▸ **Objective**:
Copy every line of the entries that includes the word "name".

▸ **Given information**:
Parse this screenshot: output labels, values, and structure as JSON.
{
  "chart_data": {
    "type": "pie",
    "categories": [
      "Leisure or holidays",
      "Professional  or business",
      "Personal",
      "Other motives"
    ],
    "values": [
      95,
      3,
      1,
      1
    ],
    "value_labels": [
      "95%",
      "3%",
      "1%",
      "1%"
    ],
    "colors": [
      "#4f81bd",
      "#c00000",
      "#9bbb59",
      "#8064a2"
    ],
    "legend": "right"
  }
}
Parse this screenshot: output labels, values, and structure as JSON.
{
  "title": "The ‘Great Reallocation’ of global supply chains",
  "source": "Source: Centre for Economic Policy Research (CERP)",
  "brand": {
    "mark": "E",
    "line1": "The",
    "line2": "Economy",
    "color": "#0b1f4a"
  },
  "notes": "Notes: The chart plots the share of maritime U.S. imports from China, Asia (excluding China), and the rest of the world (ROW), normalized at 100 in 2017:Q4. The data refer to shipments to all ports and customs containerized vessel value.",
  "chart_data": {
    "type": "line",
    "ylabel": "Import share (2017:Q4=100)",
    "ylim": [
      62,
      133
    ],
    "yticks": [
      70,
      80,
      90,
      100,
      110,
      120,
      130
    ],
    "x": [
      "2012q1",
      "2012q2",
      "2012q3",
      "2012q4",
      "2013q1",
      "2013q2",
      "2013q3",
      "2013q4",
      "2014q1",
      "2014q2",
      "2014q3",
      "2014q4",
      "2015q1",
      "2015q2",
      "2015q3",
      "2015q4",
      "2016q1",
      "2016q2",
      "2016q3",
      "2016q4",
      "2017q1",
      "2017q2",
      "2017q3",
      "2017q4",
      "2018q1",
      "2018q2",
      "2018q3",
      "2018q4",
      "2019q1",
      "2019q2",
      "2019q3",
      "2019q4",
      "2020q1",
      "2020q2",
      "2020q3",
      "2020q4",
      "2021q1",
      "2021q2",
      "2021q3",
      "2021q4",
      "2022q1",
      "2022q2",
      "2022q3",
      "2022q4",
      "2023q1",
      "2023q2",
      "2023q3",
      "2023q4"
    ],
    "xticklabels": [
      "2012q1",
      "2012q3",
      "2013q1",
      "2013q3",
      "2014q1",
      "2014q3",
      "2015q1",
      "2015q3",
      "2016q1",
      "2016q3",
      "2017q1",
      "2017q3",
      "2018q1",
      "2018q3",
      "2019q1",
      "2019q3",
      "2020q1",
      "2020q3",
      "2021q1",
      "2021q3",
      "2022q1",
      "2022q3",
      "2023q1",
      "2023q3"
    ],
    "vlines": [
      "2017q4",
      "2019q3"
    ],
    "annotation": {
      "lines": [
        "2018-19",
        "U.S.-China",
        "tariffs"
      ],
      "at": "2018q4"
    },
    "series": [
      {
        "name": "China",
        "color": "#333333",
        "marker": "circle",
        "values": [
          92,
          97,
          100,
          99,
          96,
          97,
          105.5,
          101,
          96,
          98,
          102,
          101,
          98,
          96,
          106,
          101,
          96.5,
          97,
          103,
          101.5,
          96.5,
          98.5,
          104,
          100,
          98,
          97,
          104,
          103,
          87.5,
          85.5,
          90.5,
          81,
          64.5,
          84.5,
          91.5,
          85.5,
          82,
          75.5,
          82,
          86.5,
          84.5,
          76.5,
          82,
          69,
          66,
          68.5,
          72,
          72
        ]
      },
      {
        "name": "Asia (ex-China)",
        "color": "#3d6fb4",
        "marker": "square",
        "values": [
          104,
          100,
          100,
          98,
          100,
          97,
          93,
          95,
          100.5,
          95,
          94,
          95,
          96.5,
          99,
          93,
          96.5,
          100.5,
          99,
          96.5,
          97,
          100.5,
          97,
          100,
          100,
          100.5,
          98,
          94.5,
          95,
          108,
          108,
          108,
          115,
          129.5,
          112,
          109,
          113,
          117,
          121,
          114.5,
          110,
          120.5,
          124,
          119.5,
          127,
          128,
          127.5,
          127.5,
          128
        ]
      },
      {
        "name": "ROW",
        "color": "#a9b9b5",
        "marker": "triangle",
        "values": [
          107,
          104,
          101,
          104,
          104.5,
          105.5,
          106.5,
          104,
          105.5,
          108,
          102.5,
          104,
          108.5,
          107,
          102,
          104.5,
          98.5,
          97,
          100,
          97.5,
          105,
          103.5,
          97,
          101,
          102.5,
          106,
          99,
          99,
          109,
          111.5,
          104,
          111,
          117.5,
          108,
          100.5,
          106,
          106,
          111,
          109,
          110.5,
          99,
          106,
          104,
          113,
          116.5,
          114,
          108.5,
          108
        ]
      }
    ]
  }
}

▸ **Task result**:
        "name": "China",
        "name": "Asia (ex-China)",
        "name": "ROW",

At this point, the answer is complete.